» GOAL
Identify the lines that contain the string "name" and copy all of them.

========================

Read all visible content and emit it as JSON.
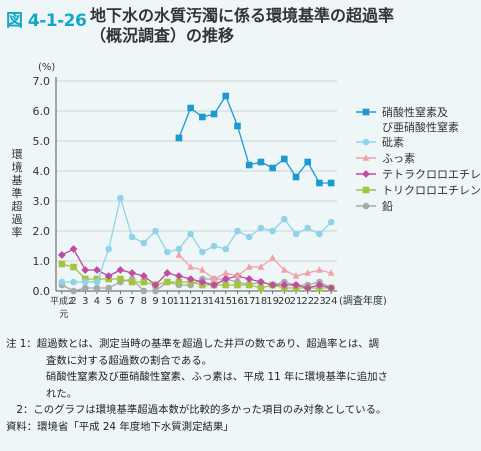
{
  "figure_number": "図 4-1-26",
  "title_line1": "地下水の水質汚濁に係る環境基準の超過率",
  "title_line2": "（概況調査）の推移",
  "chart_data": {
    "type": "line",
    "y_unit": "(%)",
    "ylabel": "環境基準超過率",
    "xlabel": "(調査年度)",
    "ylim": [
      0,
      7
    ],
    "yticks": [
      "0.0",
      "1.0",
      "2.0",
      "3.0",
      "4.0",
      "5.0",
      "6.0",
      "7.0"
    ],
    "categories": [
      "平成2元",
      "2",
      "3",
      "4",
      "5",
      "6",
      "7",
      "8",
      "9",
      "10",
      "11",
      "12",
      "13",
      "14",
      "15",
      "16",
      "17",
      "18",
      "19",
      "20",
      "21",
      "22",
      "23",
      "24"
    ],
    "grid": true,
    "legend_position": "right",
    "series": [
      {
        "name": "硝酸性窒素及び亜硝酸性窒素",
        "color": "#1b9ad1",
        "marker": "square",
        "values": [
          null,
          null,
          null,
          null,
          null,
          null,
          null,
          null,
          null,
          null,
          5.1,
          6.1,
          5.8,
          5.9,
          6.5,
          5.5,
          4.2,
          4.3,
          4.1,
          4.4,
          3.8,
          4.3,
          3.6,
          3.6
        ]
      },
      {
        "name": "砒素",
        "color": "#8fd3ea",
        "marker": "circle",
        "values": [
          0.3,
          0.3,
          0.3,
          0.3,
          1.4,
          3.1,
          1.8,
          1.6,
          2.0,
          1.3,
          1.4,
          1.9,
          1.3,
          1.5,
          1.4,
          2.0,
          1.8,
          2.1,
          2.0,
          2.4,
          1.9,
          2.1,
          1.9,
          2.3
        ]
      },
      {
        "name": "ふっ素",
        "color": "#f3a0a8",
        "marker": "triangle",
        "values": [
          null,
          null,
          null,
          null,
          null,
          null,
          null,
          null,
          null,
          null,
          1.2,
          0.8,
          0.7,
          0.4,
          0.6,
          0.5,
          0.8,
          0.8,
          1.1,
          0.7,
          0.5,
          0.6,
          0.7,
          0.6
        ]
      },
      {
        "name": "テトラクロロエチレン",
        "color": "#c04aa4",
        "marker": "diamond",
        "values": [
          1.2,
          1.4,
          0.7,
          0.7,
          0.5,
          0.7,
          0.6,
          0.5,
          0.2,
          0.6,
          0.5,
          0.4,
          0.3,
          0.2,
          0.4,
          0.5,
          0.4,
          0.3,
          0.2,
          0.2,
          0.2,
          0.1,
          0.2,
          0.1
        ]
      },
      {
        "name": "トリクロロエチレン",
        "color": "#a3c43e",
        "marker": "square",
        "values": [
          0.9,
          0.8,
          0.4,
          0.4,
          0.4,
          0.4,
          0.3,
          0.3,
          0.2,
          0.3,
          0.3,
          0.3,
          0.2,
          0.2,
          0.2,
          0.2,
          0.2,
          0.1,
          0.2,
          0.1,
          0.1,
          0.1,
          0.1,
          0.1
        ]
      },
      {
        "name": "鉛",
        "color": "#a7a9ab",
        "marker": "circle",
        "values": [
          0.2,
          0.0,
          0.1,
          0.1,
          0.1,
          0.3,
          0.4,
          0.0,
          0.0,
          0.3,
          0.2,
          0.2,
          0.4,
          0.4,
          0.4,
          0.3,
          0.2,
          0.3,
          0.2,
          0.3,
          0.2,
          0.2,
          0.3,
          0.1
        ]
      }
    ]
  },
  "notes": [
    "注 1：超過数とは、測定当時の基準を超過した井戸の数であり、超過率とは、調",
    "査数に対する超過数の割合である。",
    "硝酸性窒素及び亜硝酸性窒素、ふっ素は、平成 11 年に環境基準に追加さ",
    "れた。",
    "　2：このグラフは環境基準超過本数が比較的多かった項目のみ対象としている。",
    "資料：環境省「平成 24 年度地下水質測定結果」"
  ]
}
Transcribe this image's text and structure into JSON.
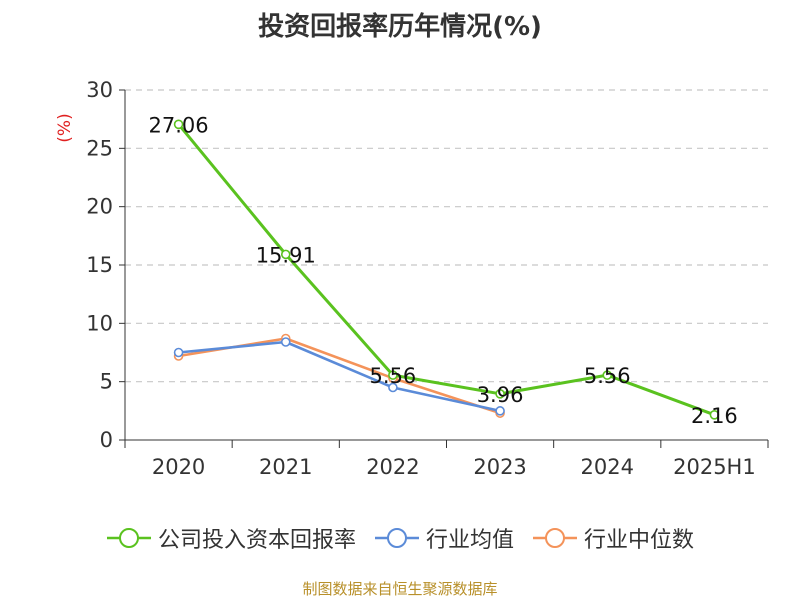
{
  "title": "投资回报率历年情况(%)",
  "source": "制图数据来自恒生聚源数据库",
  "chart_data": {
    "type": "line",
    "unit_label": "(%)",
    "categories": [
      "2020",
      "2021",
      "2022",
      "2023",
      "2024",
      "2025H1"
    ],
    "ylim": [
      0,
      30
    ],
    "yticks": [
      "0",
      "5",
      "10",
      "15",
      "20",
      "25",
      "30"
    ],
    "grid": true,
    "legend_position": "bottom",
    "series": [
      {
        "name": "公司投入资本回报率",
        "color": "#5ac21f",
        "values": [
          27.06,
          15.91,
          5.56,
          3.96,
          5.56,
          2.16
        ],
        "labels": [
          "27.06",
          "15.91",
          "5.56",
          "3.96",
          "5.56",
          "2.16"
        ]
      },
      {
        "name": "行业均值",
        "color": "#5b8bd8",
        "values": [
          7.5,
          8.4,
          4.5,
          2.5,
          null,
          null
        ]
      },
      {
        "name": "行业中位数",
        "color": "#f4935a",
        "values": [
          7.2,
          8.7,
          5.3,
          2.3,
          null,
          null
        ]
      }
    ]
  }
}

========================

» ANSWER FOR THIS EXERCISE
        "name": "硝酸性窒素及び亜硝酸性窒素",
        "name": "砒素",
        "name": "ふっ素",
        "name": "テトラクロロエチレン",
        "name": "トリクロロエチレン",
        "name": "鉛",
        "name": "公司投入资本回报率",
        "name": "行业均值",
        "name": "行业中位数",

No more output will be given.